Start of TEXT SECTION

In the Galapagos


We weren’t due to meet our boat until noon, so after breakfast of fresh-fruit and home-made apple-cake in a sunny courtyard, we walked back into town. On the key, fishermen were cleaning silver tuna under the noisy scrutiny of a couple of dozen scruffy pelicans. There were sealions too waiting patiently under the tables for whatever was thrown away. One was leaning against the leg of a busy fisherman, looking at him like a faithful labrador. Another raised itself up, with its flippers on the work-table sniffing the fish and squeezing its eyes at the fisherman. The man told it off and it reluctantly got down to wait its turn, glossy flanks shining. An Iguana lay at the base of a dry fountain and the trees were full of pelicans.

End of TEXT SECTION

Continue the Galapagos travel passage, picking up after its final sentence about the iguana and the pelicans. The items are separate material and have no connection to the text about the Galapagos.

Start of GIVEN DATA

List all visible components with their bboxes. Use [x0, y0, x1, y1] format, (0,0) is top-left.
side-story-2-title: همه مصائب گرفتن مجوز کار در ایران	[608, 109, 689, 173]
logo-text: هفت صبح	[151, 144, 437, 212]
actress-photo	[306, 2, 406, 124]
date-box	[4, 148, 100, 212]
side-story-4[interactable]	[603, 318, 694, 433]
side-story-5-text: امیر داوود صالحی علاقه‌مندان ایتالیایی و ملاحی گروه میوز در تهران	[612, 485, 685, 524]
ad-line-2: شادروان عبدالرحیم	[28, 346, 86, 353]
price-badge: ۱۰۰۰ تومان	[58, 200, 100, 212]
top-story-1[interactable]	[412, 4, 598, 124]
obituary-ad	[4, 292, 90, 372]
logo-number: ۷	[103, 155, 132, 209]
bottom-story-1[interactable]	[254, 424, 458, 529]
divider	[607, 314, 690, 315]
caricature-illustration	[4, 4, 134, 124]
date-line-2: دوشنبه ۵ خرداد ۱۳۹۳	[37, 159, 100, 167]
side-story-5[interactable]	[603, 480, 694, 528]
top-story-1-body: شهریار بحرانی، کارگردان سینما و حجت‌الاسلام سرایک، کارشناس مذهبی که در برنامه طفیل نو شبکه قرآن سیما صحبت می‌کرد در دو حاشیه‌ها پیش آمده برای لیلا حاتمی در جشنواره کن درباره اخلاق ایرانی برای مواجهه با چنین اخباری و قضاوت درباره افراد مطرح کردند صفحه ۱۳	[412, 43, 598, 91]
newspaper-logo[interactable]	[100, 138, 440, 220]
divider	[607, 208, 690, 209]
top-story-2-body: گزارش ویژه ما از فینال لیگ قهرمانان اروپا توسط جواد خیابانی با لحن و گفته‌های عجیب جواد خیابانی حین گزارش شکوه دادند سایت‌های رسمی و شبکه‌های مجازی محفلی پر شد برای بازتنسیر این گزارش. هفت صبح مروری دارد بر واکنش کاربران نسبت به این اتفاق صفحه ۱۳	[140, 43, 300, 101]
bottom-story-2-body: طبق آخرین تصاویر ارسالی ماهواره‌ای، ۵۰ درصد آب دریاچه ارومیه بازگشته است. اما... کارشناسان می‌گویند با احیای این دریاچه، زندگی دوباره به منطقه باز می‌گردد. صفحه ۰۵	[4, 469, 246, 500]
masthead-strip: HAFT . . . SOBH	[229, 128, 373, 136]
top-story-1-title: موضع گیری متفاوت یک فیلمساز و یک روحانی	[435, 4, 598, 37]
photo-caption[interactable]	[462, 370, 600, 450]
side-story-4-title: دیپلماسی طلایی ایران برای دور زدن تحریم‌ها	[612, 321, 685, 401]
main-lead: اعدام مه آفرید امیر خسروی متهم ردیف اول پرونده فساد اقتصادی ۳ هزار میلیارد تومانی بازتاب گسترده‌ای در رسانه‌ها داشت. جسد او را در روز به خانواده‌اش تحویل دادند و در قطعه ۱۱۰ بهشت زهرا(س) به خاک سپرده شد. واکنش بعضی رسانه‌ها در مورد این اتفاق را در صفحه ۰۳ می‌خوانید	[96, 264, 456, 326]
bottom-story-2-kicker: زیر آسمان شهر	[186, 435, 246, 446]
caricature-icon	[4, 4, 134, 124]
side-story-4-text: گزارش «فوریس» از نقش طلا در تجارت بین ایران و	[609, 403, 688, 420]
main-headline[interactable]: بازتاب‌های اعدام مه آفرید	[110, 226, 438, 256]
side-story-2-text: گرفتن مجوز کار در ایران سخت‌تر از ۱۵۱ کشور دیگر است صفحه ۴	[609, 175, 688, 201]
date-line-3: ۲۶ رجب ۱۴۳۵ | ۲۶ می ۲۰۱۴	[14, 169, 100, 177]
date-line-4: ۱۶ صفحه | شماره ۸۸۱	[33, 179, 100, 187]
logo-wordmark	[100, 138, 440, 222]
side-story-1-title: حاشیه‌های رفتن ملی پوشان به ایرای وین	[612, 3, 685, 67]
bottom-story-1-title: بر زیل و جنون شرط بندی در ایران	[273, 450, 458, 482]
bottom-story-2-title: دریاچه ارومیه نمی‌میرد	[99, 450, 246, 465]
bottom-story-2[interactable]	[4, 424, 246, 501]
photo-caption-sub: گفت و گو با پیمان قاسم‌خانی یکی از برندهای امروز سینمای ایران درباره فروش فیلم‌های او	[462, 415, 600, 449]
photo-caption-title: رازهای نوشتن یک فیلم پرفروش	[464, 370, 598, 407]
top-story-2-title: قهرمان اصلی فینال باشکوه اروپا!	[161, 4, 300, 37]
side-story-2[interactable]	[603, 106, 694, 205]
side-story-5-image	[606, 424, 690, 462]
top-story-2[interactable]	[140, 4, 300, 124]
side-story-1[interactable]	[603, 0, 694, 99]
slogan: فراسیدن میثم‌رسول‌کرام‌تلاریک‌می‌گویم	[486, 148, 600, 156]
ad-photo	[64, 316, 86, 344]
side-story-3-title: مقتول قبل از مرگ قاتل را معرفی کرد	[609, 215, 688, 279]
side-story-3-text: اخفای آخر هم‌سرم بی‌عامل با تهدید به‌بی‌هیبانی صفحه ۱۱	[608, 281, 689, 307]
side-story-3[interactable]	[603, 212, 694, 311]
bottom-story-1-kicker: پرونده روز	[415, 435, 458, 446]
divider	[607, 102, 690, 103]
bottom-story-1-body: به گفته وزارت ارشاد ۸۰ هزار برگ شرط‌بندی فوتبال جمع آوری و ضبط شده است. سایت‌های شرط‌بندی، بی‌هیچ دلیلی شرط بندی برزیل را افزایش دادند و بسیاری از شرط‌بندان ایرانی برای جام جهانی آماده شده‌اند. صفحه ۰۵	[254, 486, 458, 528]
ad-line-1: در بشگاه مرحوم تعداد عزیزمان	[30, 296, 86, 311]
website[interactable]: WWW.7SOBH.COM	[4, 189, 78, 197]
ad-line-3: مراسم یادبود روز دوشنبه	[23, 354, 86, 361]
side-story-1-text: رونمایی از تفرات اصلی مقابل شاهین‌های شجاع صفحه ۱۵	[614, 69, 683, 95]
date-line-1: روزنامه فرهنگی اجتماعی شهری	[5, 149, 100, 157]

End of GIVEN DATA

SOLVED PROBLEM:
We got coffee and ice-cream at the place we had eaten at the night before and were served by the same waitress who couldn’t keep her eyes off Tom. It was a nice easy way to spend the morning before we collected our bags from the lovely Josy and took a two minute taxi ride to the ferry port. There was no boats called the Galavan that I could see and no-one to meet us, so I called our agent Lilian who assured us that someone would be there, and eventually a Zodiac boat cruised up to the jetty and Rodolfo, the driver loaded us on. We sped across the  choppy bay to where the Galavan 1 was rolling in the swell. An older couple was already on board, Chris a short man with humour in his eyes – from Perth “the best kept secret in the world” and his elegant friend Cecilia from Brazil (“Brrrazeew”) As the boat heaved at anchor, lunch was served. It was plentiful and good: fish spiced with curry, rice, salad and lots of fruit.  Neither P nor I could stay in our little cabin for long as the world rolled under our feet. T, who seems invincible to motion sickness was happily oblivious and thrilled that he got the single top bunk above our bed.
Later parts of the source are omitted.